Every line below that contains "text" is to be copied.

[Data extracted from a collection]

____

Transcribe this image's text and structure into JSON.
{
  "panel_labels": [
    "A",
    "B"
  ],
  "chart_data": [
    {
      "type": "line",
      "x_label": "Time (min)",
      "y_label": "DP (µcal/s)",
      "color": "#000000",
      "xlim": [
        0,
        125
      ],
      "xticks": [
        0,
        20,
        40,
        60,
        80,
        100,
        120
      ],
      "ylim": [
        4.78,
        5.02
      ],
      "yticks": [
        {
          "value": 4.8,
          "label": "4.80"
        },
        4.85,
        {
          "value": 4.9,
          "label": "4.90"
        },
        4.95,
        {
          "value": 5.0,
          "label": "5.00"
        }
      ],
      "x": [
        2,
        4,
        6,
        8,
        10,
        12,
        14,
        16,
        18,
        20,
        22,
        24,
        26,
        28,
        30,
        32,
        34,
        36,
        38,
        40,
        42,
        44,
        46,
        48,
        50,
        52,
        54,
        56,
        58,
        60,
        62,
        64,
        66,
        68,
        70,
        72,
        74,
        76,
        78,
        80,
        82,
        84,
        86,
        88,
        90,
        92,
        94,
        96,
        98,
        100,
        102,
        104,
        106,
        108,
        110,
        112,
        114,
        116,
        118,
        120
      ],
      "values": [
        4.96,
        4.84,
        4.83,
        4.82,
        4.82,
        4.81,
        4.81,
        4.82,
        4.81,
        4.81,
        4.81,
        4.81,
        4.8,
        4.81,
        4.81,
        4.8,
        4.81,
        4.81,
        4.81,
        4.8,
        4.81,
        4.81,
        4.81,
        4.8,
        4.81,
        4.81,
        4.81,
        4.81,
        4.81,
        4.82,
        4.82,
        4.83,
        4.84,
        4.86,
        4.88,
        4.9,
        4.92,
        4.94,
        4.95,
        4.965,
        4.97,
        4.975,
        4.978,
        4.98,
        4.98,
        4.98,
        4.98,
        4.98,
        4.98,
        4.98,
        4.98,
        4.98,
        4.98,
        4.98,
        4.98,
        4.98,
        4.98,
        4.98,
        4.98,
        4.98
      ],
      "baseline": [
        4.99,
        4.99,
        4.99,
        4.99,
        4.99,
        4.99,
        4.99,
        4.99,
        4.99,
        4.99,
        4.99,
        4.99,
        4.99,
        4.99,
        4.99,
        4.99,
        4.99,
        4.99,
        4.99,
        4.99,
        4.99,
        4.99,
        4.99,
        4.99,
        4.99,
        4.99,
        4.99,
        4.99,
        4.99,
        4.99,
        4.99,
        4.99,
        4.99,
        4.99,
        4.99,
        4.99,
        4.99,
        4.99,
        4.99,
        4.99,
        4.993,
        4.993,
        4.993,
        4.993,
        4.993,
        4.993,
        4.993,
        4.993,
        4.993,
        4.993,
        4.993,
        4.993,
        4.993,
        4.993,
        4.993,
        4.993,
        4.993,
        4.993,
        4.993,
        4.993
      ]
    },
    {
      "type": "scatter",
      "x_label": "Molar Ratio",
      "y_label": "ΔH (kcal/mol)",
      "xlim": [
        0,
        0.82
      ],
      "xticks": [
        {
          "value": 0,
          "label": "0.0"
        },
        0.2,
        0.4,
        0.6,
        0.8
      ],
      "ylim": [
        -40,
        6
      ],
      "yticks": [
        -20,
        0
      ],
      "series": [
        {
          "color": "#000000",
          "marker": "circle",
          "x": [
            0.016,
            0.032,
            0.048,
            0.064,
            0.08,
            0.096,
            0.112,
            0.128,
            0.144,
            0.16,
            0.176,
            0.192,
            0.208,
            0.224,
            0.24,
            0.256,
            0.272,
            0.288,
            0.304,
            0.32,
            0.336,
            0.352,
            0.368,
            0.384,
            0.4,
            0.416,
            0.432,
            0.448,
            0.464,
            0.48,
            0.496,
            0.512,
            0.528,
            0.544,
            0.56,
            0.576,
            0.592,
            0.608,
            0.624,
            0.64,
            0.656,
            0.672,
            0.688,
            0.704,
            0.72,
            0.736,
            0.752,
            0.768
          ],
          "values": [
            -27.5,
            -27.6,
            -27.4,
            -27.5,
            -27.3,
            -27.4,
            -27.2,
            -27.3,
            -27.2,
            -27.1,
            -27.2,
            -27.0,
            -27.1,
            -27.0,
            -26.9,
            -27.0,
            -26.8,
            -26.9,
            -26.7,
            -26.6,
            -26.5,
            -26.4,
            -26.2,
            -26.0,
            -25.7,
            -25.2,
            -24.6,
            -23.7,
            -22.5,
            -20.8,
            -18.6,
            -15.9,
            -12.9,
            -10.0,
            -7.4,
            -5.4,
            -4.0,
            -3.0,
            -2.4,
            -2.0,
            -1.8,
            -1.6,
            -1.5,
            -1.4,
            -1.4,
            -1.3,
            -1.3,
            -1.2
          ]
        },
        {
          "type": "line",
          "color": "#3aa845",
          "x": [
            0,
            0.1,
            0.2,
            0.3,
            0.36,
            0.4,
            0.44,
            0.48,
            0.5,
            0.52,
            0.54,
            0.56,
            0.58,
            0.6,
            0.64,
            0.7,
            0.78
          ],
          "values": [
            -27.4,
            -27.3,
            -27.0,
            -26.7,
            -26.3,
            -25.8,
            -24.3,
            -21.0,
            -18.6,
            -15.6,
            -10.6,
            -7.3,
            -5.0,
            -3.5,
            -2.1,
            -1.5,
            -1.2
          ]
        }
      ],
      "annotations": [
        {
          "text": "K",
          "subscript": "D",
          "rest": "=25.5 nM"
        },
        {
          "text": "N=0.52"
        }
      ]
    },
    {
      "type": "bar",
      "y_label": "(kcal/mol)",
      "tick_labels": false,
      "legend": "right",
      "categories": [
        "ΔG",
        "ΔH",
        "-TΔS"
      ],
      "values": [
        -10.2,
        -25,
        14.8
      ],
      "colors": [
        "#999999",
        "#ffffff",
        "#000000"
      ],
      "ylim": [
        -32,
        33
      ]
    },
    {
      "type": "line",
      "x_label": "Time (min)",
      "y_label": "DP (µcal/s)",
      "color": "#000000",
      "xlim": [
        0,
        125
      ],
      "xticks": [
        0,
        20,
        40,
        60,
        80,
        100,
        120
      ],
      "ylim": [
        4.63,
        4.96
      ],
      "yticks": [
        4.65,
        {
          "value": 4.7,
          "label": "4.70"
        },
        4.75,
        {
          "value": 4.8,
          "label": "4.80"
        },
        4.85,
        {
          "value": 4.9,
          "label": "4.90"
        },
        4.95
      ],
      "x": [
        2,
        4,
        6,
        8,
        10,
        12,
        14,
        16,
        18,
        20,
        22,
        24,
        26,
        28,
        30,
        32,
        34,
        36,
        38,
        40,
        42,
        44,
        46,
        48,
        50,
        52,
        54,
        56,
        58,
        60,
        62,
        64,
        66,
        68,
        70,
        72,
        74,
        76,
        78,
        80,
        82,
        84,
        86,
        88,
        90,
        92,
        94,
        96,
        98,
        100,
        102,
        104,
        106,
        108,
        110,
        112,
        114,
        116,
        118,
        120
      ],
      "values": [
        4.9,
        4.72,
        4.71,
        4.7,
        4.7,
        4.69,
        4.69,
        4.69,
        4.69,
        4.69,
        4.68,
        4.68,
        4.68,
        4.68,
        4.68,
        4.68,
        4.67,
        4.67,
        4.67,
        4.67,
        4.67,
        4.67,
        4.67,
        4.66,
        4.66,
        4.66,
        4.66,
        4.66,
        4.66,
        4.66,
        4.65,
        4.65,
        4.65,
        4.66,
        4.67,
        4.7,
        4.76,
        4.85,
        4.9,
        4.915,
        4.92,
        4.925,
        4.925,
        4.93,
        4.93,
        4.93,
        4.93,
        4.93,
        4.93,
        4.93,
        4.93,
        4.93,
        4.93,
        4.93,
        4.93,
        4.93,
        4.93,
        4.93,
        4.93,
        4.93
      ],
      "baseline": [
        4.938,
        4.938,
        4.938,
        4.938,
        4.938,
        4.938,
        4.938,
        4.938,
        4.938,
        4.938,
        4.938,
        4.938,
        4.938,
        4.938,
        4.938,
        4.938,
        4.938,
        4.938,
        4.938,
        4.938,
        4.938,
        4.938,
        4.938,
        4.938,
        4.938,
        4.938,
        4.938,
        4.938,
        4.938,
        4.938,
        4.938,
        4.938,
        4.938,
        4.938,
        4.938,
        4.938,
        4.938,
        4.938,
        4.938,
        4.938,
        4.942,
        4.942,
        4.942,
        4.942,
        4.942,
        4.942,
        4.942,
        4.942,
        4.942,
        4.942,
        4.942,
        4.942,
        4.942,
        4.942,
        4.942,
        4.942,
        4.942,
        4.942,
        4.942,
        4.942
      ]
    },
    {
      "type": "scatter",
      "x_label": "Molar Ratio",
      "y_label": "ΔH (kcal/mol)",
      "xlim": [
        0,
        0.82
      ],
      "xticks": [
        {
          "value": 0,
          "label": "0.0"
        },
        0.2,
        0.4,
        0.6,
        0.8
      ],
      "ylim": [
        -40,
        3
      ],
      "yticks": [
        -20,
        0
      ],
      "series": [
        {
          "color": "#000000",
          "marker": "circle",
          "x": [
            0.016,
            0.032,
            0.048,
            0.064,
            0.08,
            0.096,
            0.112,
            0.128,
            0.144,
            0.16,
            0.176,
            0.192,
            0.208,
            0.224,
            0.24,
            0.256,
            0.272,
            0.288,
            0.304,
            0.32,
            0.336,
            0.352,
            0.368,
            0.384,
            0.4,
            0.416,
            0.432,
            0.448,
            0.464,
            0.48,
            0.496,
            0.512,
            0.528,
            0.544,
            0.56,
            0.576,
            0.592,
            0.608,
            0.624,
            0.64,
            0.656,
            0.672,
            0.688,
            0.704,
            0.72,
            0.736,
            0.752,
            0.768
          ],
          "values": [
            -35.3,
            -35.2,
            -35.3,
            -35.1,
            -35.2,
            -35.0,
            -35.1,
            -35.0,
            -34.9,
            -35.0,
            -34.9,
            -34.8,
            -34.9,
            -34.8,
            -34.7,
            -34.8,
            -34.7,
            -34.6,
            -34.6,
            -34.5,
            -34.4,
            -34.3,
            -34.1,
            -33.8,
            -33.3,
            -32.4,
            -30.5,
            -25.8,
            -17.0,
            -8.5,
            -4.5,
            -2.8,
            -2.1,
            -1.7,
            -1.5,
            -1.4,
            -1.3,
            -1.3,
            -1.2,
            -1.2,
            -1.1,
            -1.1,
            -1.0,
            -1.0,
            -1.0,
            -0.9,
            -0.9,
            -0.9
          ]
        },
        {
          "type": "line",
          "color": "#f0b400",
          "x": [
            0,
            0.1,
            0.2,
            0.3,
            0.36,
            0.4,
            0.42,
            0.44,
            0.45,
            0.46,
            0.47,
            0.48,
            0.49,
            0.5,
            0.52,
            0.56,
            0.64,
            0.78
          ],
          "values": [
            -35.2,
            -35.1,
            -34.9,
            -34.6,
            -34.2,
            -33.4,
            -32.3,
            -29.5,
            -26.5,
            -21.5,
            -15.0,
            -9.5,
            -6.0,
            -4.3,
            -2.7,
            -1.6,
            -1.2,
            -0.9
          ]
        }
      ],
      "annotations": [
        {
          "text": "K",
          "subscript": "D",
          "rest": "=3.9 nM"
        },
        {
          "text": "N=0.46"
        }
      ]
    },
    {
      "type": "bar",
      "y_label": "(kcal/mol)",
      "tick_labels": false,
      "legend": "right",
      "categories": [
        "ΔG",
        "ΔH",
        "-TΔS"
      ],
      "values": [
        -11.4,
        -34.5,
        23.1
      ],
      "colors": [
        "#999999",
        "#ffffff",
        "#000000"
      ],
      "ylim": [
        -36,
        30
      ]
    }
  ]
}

____

→ WORKED SOLUTION
Transcribe this image's text and structure into JSON.
          "text": "K",
          "text": "N=0.52"
          "text": "K",
          "text": "N=0.46"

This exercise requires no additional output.